### GOAL OF THE EXERCISE
Drop the pictures from the entries below, then reproduce the rest exactly.

++++ LISTED ENTRIES ++++

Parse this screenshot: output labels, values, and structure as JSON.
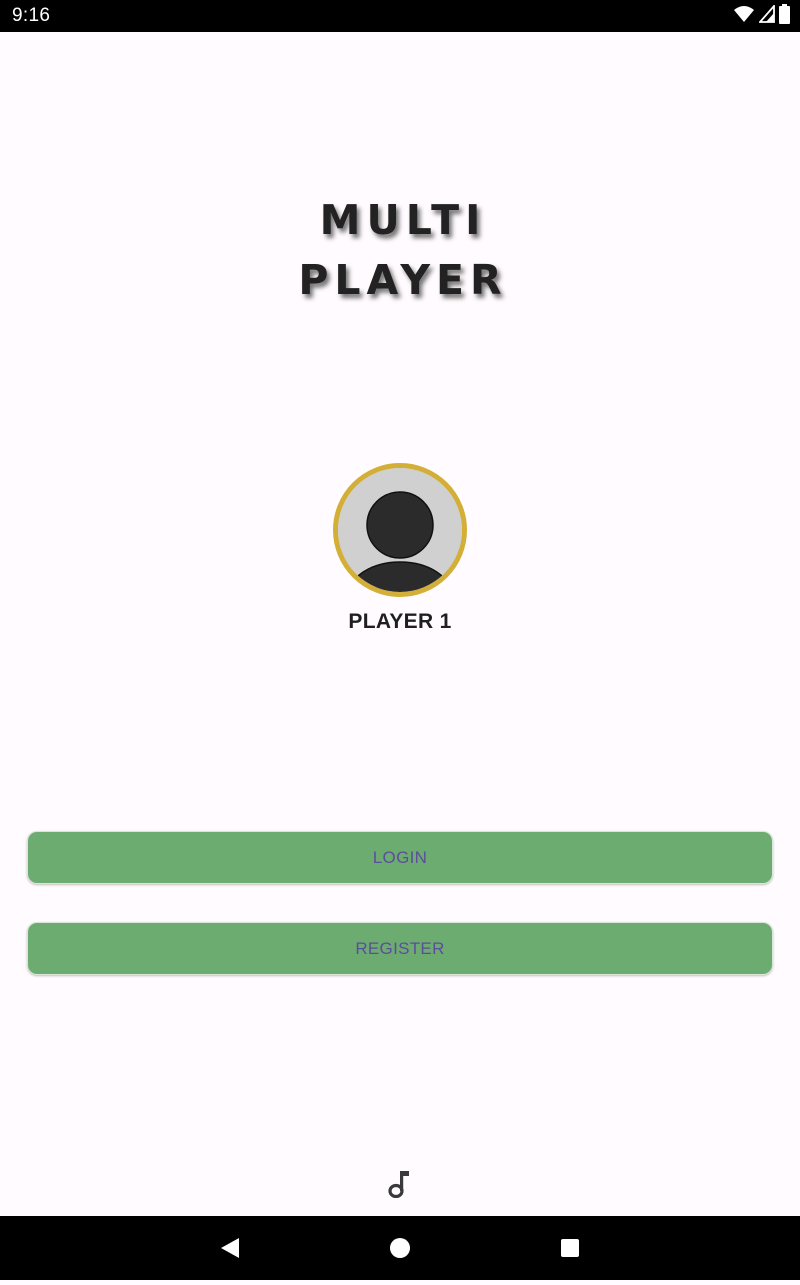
{
  "status_bar": {
    "time": "9:16",
    "icons": [
      "wifi-icon",
      "signal-icon",
      "battery-icon"
    ]
  },
  "title": {
    "line1": "MULTI",
    "line2": "PLAYER"
  },
  "player": {
    "name": "PLAYER 1",
    "avatar_icon": "person-avatar-icon",
    "ring_color": "#d4af37"
  },
  "buttons": {
    "login_label": "LOGIN",
    "register_label": "REGISTER",
    "background_color": "#6dac71",
    "text_color": "#5b4d9c"
  },
  "footer": {
    "music_icon": "music-note-icon"
  },
  "nav_bar": {
    "icons": [
      "back-icon",
      "home-icon",
      "recents-icon"
    ]
  }
}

++++

### CORRECT RESULT
Parse this screenshot: output labels, values, and structure as JSON.
{
  "status_bar": {
    "time": "9:16",
    "icons": [
      "wifi-icon",
      "signal-icon",
      "battery-icon"
    ]
  },
  "title": {
    "line1": "MULTI",
    "line2": "PLAYER"
  },
  "player": {
    "name": "PLAYER 1",
    "avatar_icon": "person-avatar-icon",
    "ring_color": "#d4af37"
  },
  "buttons": {
    "login_label": "LOGIN",
    "register_label": "REGISTER",
    "background_color": "#6dac71",
    "text_color": "#5b4d9c"
  },
  "footer": {
    "music_icon": "music-note-icon"
  },
  "nav_bar": {
    "icons": [
      "back-icon",
      "home-icon",
      "recents-icon"
    ]
  }
}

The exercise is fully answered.